- **TASK DETAILS**: Each entry should be quoted word for word, including every mark of punctuation.

(Dataset rows about figures)
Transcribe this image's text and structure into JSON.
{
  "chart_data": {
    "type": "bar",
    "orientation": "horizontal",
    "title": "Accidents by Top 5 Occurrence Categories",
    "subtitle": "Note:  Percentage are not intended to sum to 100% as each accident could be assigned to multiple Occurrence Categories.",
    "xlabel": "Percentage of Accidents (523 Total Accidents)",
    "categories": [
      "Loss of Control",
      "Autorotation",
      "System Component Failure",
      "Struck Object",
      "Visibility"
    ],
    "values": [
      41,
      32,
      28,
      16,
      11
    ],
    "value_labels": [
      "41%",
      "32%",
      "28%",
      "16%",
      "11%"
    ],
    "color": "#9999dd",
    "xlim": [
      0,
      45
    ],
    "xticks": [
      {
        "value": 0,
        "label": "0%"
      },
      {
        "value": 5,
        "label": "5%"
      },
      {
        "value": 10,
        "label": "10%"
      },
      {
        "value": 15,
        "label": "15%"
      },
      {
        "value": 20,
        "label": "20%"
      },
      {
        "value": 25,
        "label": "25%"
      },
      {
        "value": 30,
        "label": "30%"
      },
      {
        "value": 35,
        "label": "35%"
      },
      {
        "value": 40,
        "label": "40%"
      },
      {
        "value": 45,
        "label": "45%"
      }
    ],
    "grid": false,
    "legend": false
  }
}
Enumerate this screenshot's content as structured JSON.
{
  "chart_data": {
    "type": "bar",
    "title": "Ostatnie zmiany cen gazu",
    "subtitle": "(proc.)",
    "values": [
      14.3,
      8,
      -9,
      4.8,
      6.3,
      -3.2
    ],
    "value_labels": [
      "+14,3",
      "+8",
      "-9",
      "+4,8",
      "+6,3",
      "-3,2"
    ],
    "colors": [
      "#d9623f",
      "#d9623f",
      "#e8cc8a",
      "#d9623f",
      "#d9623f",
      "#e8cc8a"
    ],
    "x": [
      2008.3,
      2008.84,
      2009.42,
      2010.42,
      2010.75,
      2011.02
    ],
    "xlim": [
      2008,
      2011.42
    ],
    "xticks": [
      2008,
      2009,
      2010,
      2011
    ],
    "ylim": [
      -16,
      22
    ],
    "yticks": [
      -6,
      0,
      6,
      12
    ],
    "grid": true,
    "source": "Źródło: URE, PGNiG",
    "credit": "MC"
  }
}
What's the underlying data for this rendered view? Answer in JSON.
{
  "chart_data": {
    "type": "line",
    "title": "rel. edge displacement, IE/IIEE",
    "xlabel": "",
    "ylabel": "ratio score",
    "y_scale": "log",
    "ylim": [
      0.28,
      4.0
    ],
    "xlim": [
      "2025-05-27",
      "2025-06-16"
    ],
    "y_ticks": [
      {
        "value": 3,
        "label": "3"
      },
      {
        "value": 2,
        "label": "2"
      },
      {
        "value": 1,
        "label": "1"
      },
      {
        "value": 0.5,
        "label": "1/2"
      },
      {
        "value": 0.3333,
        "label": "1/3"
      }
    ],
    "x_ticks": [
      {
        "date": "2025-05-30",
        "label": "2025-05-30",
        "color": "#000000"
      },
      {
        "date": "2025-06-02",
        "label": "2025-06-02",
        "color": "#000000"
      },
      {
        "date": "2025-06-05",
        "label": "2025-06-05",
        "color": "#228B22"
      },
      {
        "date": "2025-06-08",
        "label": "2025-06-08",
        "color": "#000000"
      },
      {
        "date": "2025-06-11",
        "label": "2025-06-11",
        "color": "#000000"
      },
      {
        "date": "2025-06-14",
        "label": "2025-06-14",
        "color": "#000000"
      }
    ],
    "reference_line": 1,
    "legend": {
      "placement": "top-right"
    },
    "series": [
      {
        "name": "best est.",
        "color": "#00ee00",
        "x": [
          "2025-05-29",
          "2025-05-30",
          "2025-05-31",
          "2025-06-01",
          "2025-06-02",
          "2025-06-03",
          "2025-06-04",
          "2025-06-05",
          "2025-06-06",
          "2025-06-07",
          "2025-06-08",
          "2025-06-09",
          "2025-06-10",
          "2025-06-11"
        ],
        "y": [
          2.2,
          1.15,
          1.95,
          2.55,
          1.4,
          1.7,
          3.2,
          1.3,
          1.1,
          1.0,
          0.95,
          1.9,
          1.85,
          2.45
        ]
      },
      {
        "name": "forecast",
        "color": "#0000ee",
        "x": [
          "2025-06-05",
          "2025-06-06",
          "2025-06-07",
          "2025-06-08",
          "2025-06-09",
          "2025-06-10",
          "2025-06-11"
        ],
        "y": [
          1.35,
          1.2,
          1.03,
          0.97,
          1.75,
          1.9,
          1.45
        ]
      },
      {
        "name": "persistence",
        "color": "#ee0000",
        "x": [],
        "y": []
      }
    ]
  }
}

- **SOLUTION TO THIS PROBLEM**:
Transcribe this image's text and structure into JSON.
{
  "chart_data": {
    "type": "bar",
    "orientation": "horizontal",
    "title": "Accidents by Top 5 Occurrence Categories",
    "subtitle": "Note:  Percentage are not intended to sum to 100% as each accident could be assigned to multiple Occurrence Categories.",
    "xlabel": "Percentage of Accidents (523 Total Accidents)",
    "categories": [
      "Loss of Control",
      "Autorotation",
      "System Component Failure",
      "Struck Object",
      "Visibility"
    ],
    "values": [
      41,
      32,
      28,
      16,
      11
    ],
    "value_labels": [
      "41%",
      "32%",
      "28%",
      "16%",
      "11%"
    ],
    "color": "#9999dd",
    "xlim": [
      0,
      45
    ],
    "xticks": [
      {
        "value": 0,
        "label": "0%"
      },
      {
        "value": 5,
        "label": "5%"
      },
      {
        "value": 10,
        "label": "10%"
      },
      {
        "value": 15,
        "label": "15%"
      },
      {
        "value": 20,
        "label": "20%"
      },
      {
        "value": 25,
        "label": "25%"
      },
      {
        "value": 30,
        "label": "30%"
      },
      {
        "value": 35,
        "label": "35%"
      },
      {
        "value": 40,
        "label": "40%"
      },
      {
        "value": 45,
        "label": "45%"
      }
    ],
    "grid": false,
    "legend": false
  }
}
Enumerate this screenshot's content as structured JSON.
{
  "chart_data": {
    "type": "bar",
    "title": "Ostatnie zmiany cen gazu",
    "subtitle": "(proc.)",
    "values": [
      14.3,
      8,
      -9,
      4.8,
      6.3,
      -3.2
    ],
    "value_labels": [
      "+14,3",
      "+8",
      "-9",
      "+4,8",
      "+6,3",
      "-3,2"
    ],
    "colors": [
      "#d9623f",
      "#d9623f",
      "#e8cc8a",
      "#d9623f",
      "#d9623f",
      "#e8cc8a"
    ],
    "x": [
      2008.3,
      2008.84,
      2009.42,
      2010.42,
      2010.75,
      2011.02
    ],
    "xlim": [
      2008,
      2011.42
    ],
    "xticks": [
      2008,
      2009,
      2010,
      2011
    ],
    "ylim": [
      -16,
      22
    ],
    "yticks": [
      -6,
      0,
      6,
      12
    ],
    "grid": true,
    "source": "Źródło: URE, PGNiG",
    "credit": "MC"
  }
}
What's the underlying data for this rendered view? Answer in JSON.
{
  "chart_data": {
    "type": "line",
    "title": "rel. edge displacement, IE/IIEE",
    "xlabel": "",
    "ylabel": "ratio score",
    "y_scale": "log",
    "ylim": [
      0.28,
      4.0
    ],
    "xlim": [
      "2025-05-27",
      "2025-06-16"
    ],
    "y_ticks": [
      {
        "value": 3,
        "label": "3"
      },
      {
        "value": 2,
        "label": "2"
      },
      {
        "value": 1,
        "label": "1"
      },
      {
        "value": 0.5,
        "label": "1/2"
      },
      {
        "value": 0.3333,
        "label": "1/3"
      }
    ],
    "x_ticks": [
      {
        "date": "2025-05-30",
        "label": "2025-05-30",
        "color": "#000000"
      },
      {
        "date": "2025-06-02",
        "label": "2025-06-02",
        "color": "#000000"
      },
      {
        "date": "2025-06-05",
        "label": "2025-06-05",
        "color": "#228B22"
      },
      {
        "date": "2025-06-08",
        "label": "2025-06-08",
        "color": "#000000"
      },
      {
        "date": "2025-06-11",
        "label": "2025-06-11",
        "color": "#000000"
      },
      {
        "date": "2025-06-14",
        "label": "2025-06-14",
        "color": "#000000"
      }
    ],
    "reference_line": 1,
    "legend": {
      "placement": "top-right"
    },
    "series": [
      {
        "name": "best est.",
        "color": "#00ee00",
        "x": [
          "2025-05-29",
          "2025-05-30",
          "2025-05-31",
          "2025-06-01",
          "2025-06-02",
          "2025-06-03",
          "2025-06-04",
          "2025-06-05",
          "2025-06-06",
          "2025-06-07",
          "2025-06-08",
          "2025-06-09",
          "2025-06-10",
          "2025-06-11"
        ],
        "y": [
          2.2,
          1.15,
          1.95,
          2.55,
          1.4,
          1.7,
          3.2,
          1.3,
          1.1,
          1.0,
          0.95,
          1.9,
          1.85,
          2.45
        ]
      },
      {
        "name": "forecast",
        "color": "#0000ee",
        "x": [
          "2025-06-05",
          "2025-06-06",
          "2025-06-07",
          "2025-06-08",
          "2025-06-09",
          "2025-06-10",
          "2025-06-11"
        ],
        "y": [
          1.35,
          1.2,
          1.03,
          0.97,
          1.75,
          1.9,
          1.45
        ]
      },
      {
        "name": "persistence",
        "color": "#ee0000",
        "x": [],
        "y": []
      }
    ]
  }
}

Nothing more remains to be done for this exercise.